Instruction: Within the data that follows, how many lines carry the string "Ativo"? Give the number alone.

_ _ _ _ _

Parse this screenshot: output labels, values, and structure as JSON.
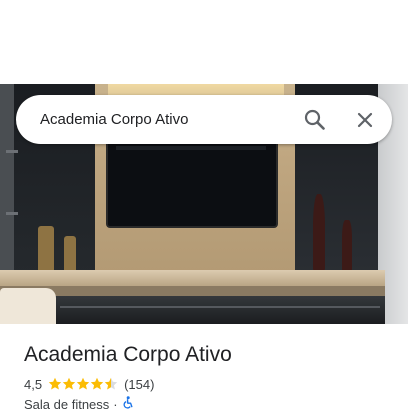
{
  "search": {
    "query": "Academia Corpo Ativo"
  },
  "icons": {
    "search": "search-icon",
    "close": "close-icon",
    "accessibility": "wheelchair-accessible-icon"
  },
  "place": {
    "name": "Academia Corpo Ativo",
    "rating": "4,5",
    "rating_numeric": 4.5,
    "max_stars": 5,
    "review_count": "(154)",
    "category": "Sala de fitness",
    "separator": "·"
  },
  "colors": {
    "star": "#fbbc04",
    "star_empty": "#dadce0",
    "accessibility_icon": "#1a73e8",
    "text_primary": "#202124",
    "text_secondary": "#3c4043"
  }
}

_ _ _ _ _

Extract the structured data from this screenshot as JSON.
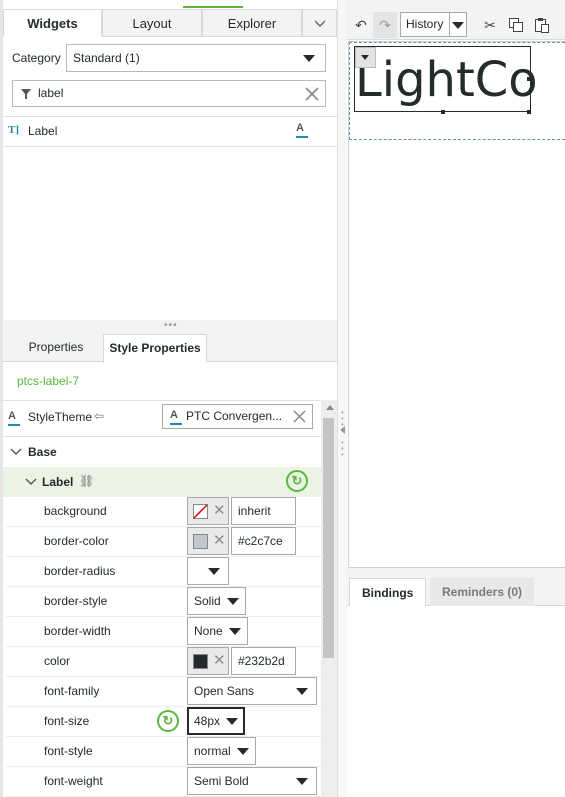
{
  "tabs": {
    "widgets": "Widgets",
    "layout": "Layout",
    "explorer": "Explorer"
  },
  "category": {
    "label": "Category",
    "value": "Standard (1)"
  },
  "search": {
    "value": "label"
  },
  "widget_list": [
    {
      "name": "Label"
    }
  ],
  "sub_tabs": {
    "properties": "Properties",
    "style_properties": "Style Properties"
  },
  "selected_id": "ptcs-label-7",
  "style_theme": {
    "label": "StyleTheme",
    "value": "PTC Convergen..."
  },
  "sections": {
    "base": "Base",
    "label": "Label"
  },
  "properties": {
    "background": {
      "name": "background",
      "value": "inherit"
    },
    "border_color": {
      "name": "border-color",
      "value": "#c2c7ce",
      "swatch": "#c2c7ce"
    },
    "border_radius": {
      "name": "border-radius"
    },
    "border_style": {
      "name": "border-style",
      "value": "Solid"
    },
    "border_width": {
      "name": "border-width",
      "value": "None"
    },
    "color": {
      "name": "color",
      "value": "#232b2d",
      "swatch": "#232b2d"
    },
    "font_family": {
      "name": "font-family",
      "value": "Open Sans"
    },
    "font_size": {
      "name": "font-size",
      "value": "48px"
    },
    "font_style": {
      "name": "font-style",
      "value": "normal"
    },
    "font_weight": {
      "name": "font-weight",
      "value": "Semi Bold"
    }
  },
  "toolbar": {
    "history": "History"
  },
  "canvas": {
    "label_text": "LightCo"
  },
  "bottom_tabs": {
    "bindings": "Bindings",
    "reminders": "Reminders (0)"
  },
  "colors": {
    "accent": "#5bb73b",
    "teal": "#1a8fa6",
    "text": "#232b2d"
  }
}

_ _ _ _ _

The response: 2